• _Records from a data collection_

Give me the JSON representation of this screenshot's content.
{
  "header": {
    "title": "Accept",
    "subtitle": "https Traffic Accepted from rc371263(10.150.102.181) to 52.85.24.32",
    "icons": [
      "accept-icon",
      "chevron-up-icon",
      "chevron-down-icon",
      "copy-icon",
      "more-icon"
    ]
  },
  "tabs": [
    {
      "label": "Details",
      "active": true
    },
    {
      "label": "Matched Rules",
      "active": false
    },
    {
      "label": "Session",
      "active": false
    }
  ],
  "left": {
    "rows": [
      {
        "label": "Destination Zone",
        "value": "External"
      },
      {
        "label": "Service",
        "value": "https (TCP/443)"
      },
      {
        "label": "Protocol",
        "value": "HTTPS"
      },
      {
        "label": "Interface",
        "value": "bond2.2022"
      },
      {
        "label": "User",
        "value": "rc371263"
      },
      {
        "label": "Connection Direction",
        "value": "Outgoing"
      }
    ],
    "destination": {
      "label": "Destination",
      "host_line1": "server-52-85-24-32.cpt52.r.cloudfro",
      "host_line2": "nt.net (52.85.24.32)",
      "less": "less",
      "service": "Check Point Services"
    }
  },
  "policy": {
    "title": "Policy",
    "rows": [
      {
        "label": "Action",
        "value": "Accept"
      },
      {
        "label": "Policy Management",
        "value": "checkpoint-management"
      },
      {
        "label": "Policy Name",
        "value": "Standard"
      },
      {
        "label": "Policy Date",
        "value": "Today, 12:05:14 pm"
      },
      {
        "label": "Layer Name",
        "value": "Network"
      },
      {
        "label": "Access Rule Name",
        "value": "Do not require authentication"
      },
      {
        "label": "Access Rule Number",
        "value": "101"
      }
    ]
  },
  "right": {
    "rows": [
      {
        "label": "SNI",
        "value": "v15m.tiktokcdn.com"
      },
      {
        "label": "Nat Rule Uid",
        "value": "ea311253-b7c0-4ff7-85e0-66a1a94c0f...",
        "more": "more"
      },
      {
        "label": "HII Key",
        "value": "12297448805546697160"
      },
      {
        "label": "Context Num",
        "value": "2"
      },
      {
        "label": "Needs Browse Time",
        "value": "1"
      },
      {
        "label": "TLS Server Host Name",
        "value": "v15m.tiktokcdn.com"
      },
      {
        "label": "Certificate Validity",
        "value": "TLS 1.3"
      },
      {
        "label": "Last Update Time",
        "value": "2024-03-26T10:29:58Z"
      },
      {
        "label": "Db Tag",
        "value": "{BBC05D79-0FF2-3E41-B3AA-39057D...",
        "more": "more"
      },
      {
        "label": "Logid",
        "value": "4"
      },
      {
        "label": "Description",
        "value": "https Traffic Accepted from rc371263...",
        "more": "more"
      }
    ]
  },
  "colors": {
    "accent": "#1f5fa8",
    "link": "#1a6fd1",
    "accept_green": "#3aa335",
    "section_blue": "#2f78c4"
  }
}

• _TASK DETAILS_
From the listing above, reproduce all the lines exactly.

• _COMPLETED TASK_
Give me the JSON representation of this screenshot's content.
{
  "header": {
    "title": "Accept",
    "subtitle": "https Traffic Accepted from rc371263(10.150.102.181) to 52.85.24.32",
    "icons": [
      "accept-icon",
      "chevron-up-icon",
      "chevron-down-icon",
      "copy-icon",
      "more-icon"
    ]
  },
  "tabs": [
    {
      "label": "Details",
      "active": true
    },
    {
      "label": "Matched Rules",
      "active": false
    },
    {
      "label": "Session",
      "active": false
    }
  ],
  "left": {
    "rows": [
      {
        "label": "Destination Zone",
        "value": "External"
      },
      {
        "label": "Service",
        "value": "https (TCP/443)"
      },
      {
        "label": "Protocol",
        "value": "HTTPS"
      },
      {
        "label": "Interface",
        "value": "bond2.2022"
      },
      {
        "label": "User",
        "value": "rc371263"
      },
      {
        "label": "Connection Direction",
        "value": "Outgoing"
      }
    ],
    "destination": {
      "label": "Destination",
      "host_line1": "server-52-85-24-32.cpt52.r.cloudfro",
      "host_line2": "nt.net (52.85.24.32)",
      "less": "less",
      "service": "Check Point Services"
    }
  },
  "policy": {
    "title": "Policy",
    "rows": [
      {
        "label": "Action",
        "value": "Accept"
      },
      {
        "label": "Policy Management",
        "value": "checkpoint-management"
      },
      {
        "label": "Policy Name",
        "value": "Standard"
      },
      {
        "label": "Policy Date",
        "value": "Today, 12:05:14 pm"
      },
      {
        "label": "Layer Name",
        "value": "Network"
      },
      {
        "label": "Access Rule Name",
        "value": "Do not require authentication"
      },
      {
        "label": "Access Rule Number",
        "value": "101"
      }
    ]
  },
  "right": {
    "rows": [
      {
        "label": "SNI",
        "value": "v15m.tiktokcdn.com"
      },
      {
        "label": "Nat Rule Uid",
        "value": "ea311253-b7c0-4ff7-85e0-66a1a94c0f...",
        "more": "more"
      },
      {
        "label": "HII Key",
        "value": "12297448805546697160"
      },
      {
        "label": "Context Num",
        "value": "2"
      },
      {
        "label": "Needs Browse Time",
        "value": "1"
      },
      {
        "label": "TLS Server Host Name",
        "value": "v15m.tiktokcdn.com"
      },
      {
        "label": "Certificate Validity",
        "value": "TLS 1.3"
      },
      {
        "label": "Last Update Time",
        "value": "2024-03-26T10:29:58Z"
      },
      {
        "label": "Db Tag",
        "value": "{BBC05D79-0FF2-3E41-B3AA-39057D...",
        "more": "more"
      },
      {
        "label": "Logid",
        "value": "4"
      },
      {
        "label": "Description",
        "value": "https Traffic Accepted from rc371263...",
        "more": "more"
      }
    ]
  },
  "colors": {
    "accent": "#1f5fa8",
    "link": "#1a6fd1",
    "accept_green": "#3aa335",
    "section_blue": "#2f78c4"
  }
}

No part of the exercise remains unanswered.